*WHAT IS BEING ASKED:* Word for word, give the material below again, minus any images.

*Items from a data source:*
'''

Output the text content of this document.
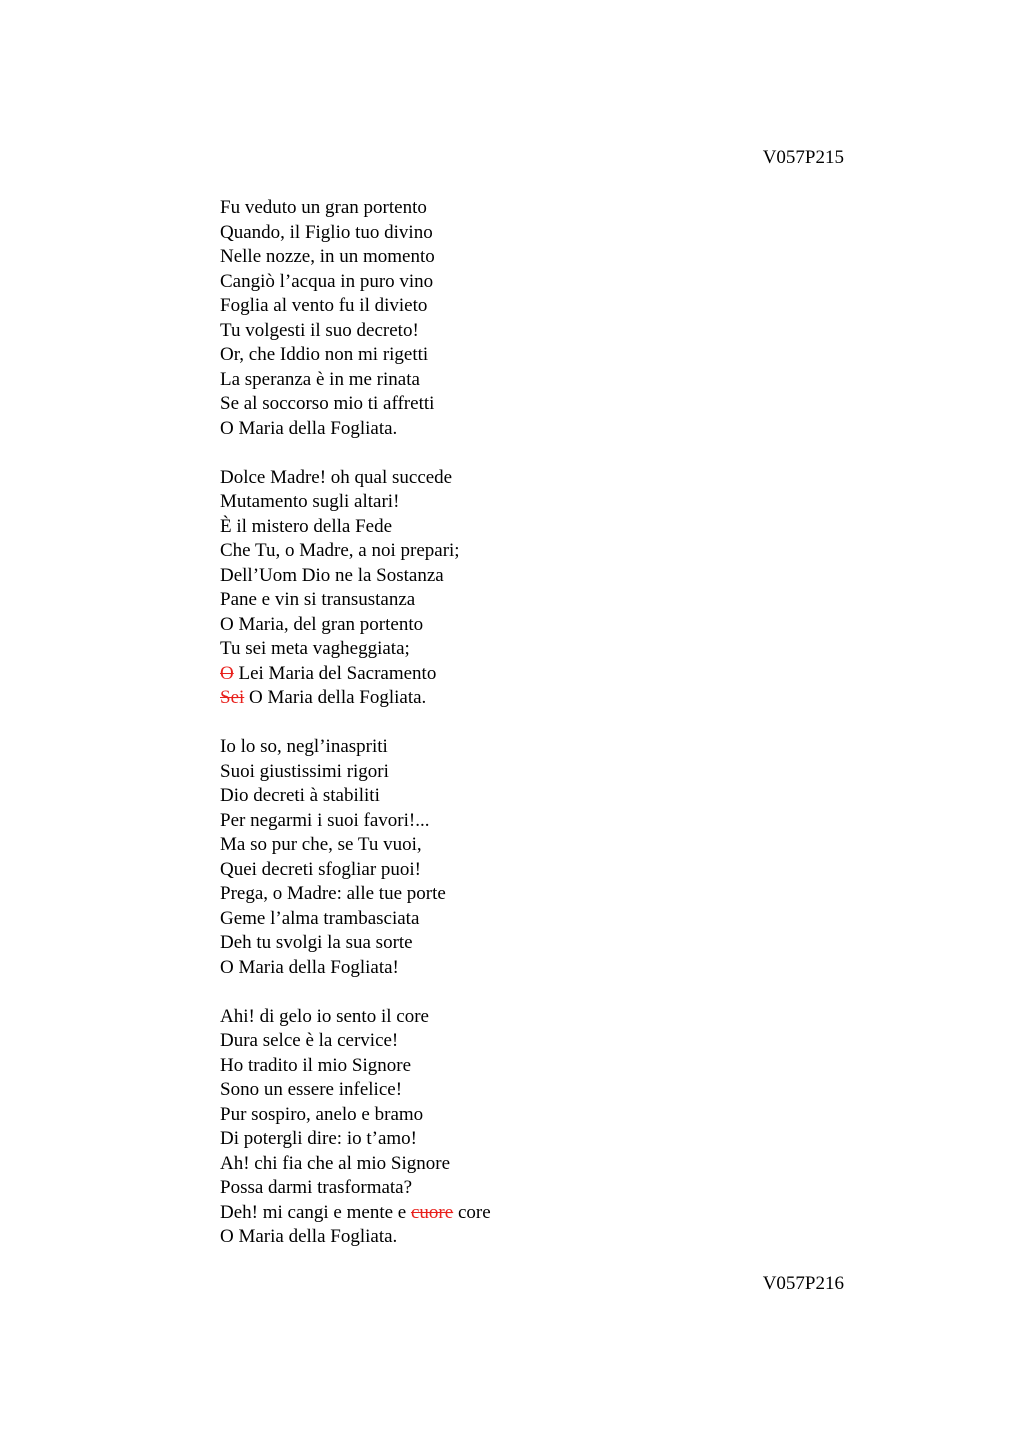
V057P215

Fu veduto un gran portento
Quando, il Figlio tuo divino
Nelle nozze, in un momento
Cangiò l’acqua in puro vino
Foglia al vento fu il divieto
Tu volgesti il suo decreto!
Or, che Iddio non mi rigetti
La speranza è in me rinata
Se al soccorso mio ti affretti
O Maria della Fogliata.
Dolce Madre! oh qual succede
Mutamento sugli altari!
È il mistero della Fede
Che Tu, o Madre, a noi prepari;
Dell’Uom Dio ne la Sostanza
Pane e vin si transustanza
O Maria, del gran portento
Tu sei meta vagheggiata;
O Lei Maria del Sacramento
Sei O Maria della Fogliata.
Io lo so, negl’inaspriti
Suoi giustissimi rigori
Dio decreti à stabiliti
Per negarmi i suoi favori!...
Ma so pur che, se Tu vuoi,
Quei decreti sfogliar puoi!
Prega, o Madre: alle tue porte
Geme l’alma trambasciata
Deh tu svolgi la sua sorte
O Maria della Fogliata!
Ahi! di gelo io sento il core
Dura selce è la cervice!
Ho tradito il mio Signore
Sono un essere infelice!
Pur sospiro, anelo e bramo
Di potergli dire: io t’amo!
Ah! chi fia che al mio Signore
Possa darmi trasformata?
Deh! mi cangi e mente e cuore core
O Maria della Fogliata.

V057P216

'''

*EXERCISE RESPONSE:*
Output the text content of this document.
V057P215

Fu veduto un gran portento
Quando, il Figlio tuo divino
Nelle nozze, in un momento
Cangiò l’acqua in puro vino
Foglia al vento fu il divieto
Tu volgesti il suo decreto!
Or, che Iddio non mi rigetti
La speranza è in me rinata
Se al soccorso mio ti affretti
O Maria della Fogliata.
Dolce Madre! oh qual succede
Mutamento sugli altari!
È il mistero della Fede
Che Tu, o Madre, a noi prepari;
Dell’Uom Dio ne la Sostanza
Pane e vin si transustanza
O Maria, del gran portento
Tu sei meta vagheggiata;
O Lei Maria del Sacramento
Sei O Maria della Fogliata.
Io lo so, negl’inaspriti
Suoi giustissimi rigori
Dio decreti à stabiliti
Per negarmi i suoi favori!...
Ma so pur che, se Tu vuoi,
Quei decreti sfogliar puoi!
Prega, o Madre: alle tue porte
Geme l’alma trambasciata
Deh tu svolgi la sua sorte
O Maria della Fogliata!
Ahi! di gelo io sento il core
Dura selce è la cervice!
Ho tradito il mio Signore
Sono un essere infelice!
Pur sospiro, anelo e bramo
Di potergli dire: io t’amo!
Ah! chi fia che al mio Signore
Possa darmi trasformata?
Deh! mi cangi e mente e cuore core
O Maria della Fogliata.

V057P216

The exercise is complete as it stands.